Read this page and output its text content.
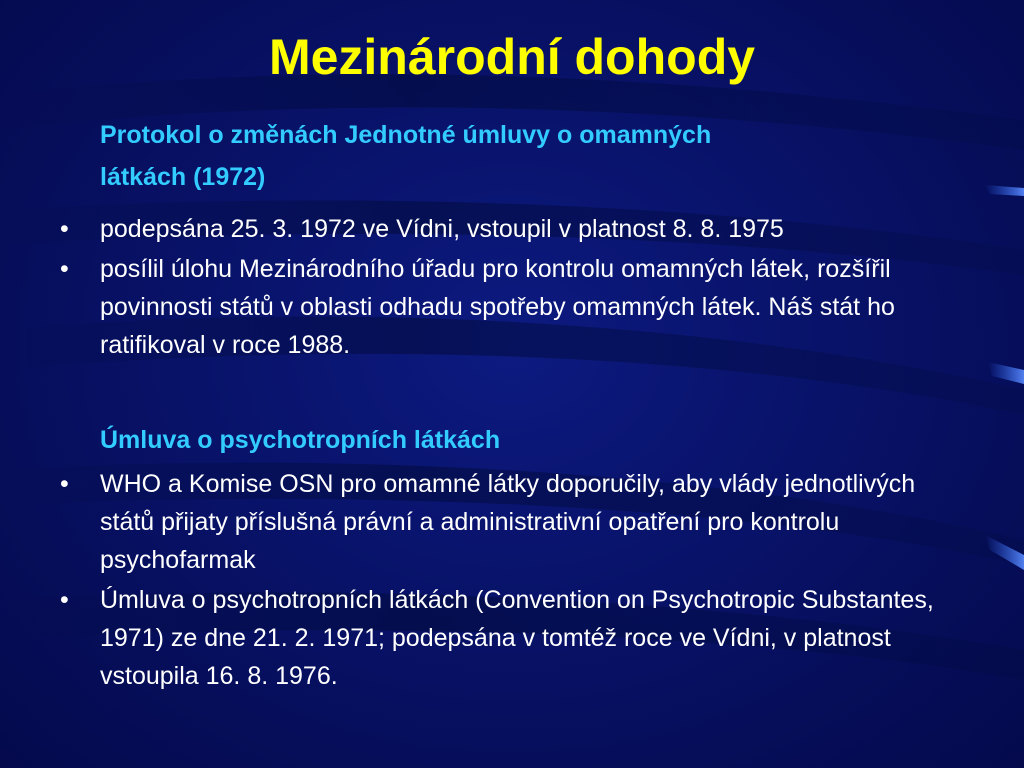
Mezinárodní dohody
Protokol o změnách Jednotné úmluvy o omamných
látkách (1972)
• podepsána 25. 3. 1972 ve Vídni, vstoupil v platnost 8. 8. 1975
• posílil úlohu Mezinárodního úřadu pro kontrolu omamných látek, rozšířil povinnosti států v oblasti odhadu spotřeby omamných látek. Náš stát ho ratifikoval v roce 1988.
Úmluva o psychotropních látkách
• WHO a Komise OSN pro omamné látky doporučily, aby vlády jednotlivých států přijaty příslušná právní a administrativní opatření pro kontrolu psychofarmak
• Úmluva o psychotropních látkách (Convention on Psychotropic Substantes, 1971) ze dne 21. 2. 1971; podepsána v tomtéž roce ve Vídni, v platnost vstoupila 16. 8. 1976.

» **Prompt**
Reproduce the material above verbatim; omit every picture.

» **Answer below**
Read this page and output its text content.
Mezinárodní dohody
Protokol o změnách Jednotné úmluvy o omamných
látkách (1972)
• podepsána 25. 3. 1972 ve Vídni, vstoupil v platnost 8. 8. 1975
• posílil úlohu Mezinárodního úřadu pro kontrolu omamných látek, rozšířil povinnosti států v oblasti odhadu spotřeby omamných látek. Náš stát ho ratifikoval v roce 1988.
Úmluva o psychotropních látkách
• WHO a Komise OSN pro omamné látky doporučily, aby vlády jednotlivých států přijaty příslušná právní a administrativní opatření pro kontrolu psychofarmak
• Úmluva o psychotropních látkách (Convention on Psychotropic Substantes, 1971) ze dne 21. 2. 1971; podepsána v tomtéž roce ve Vídni, v platnost vstoupila 16. 8. 1976.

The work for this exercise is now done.